* Written request *
Set down the whole listing verbatim.

[Figure collection entries]
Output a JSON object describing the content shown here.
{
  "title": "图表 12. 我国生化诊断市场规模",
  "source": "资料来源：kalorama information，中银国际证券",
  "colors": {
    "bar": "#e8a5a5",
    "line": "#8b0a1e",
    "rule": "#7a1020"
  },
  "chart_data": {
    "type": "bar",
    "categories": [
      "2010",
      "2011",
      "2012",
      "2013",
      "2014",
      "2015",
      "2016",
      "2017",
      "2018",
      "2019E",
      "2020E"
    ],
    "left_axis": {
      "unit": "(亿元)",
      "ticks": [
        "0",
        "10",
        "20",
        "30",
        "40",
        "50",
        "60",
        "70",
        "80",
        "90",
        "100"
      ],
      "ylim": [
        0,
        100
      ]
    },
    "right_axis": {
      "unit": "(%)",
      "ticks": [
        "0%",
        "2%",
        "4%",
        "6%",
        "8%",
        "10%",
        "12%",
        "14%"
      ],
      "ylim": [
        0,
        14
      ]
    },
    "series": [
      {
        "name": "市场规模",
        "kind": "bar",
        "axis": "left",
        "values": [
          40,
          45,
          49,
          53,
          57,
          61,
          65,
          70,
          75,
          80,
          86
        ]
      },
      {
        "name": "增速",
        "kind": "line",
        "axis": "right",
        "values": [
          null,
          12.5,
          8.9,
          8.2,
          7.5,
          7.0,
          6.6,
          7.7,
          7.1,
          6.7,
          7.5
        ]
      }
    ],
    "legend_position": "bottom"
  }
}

* Solution to this exercise *
Output a JSON object describing the content shown here.
{
  "title": "图表 12. 我国生化诊断市场规模",
  "source": "资料来源：kalorama information，中银国际证券",
  "colors": {
    "bar": "#e8a5a5",
    "line": "#8b0a1e",
    "rule": "#7a1020"
  },
  "chart_data": {
    "type": "bar",
    "categories": [
      "2010",
      "2011",
      "2012",
      "2013",
      "2014",
      "2015",
      "2016",
      "2017",
      "2018",
      "2019E",
      "2020E"
    ],
    "left_axis": {
      "unit": "(亿元)",
      "ticks": [
        "0",
        "10",
        "20",
        "30",
        "40",
        "50",
        "60",
        "70",
        "80",
        "90",
        "100"
      ],
      "ylim": [
        0,
        100
      ]
    },
    "right_axis": {
      "unit": "(%)",
      "ticks": [
        "0%",
        "2%",
        "4%",
        "6%",
        "8%",
        "10%",
        "12%",
        "14%"
      ],
      "ylim": [
        0,
        14
      ]
    },
    "series": [
      {
        "name": "市场规模",
        "kind": "bar",
        "axis": "left",
        "values": [
          40,
          45,
          49,
          53,
          57,
          61,
          65,
          70,
          75,
          80,
          86
        ]
      },
      {
        "name": "增速",
        "kind": "line",
        "axis": "right",
        "values": [
          null,
          12.5,
          8.9,
          8.2,
          7.5,
          7.0,
          6.6,
          7.7,
          7.1,
          6.7,
          7.5
        ]
      }
    ],
    "legend_position": "bottom"
  }
}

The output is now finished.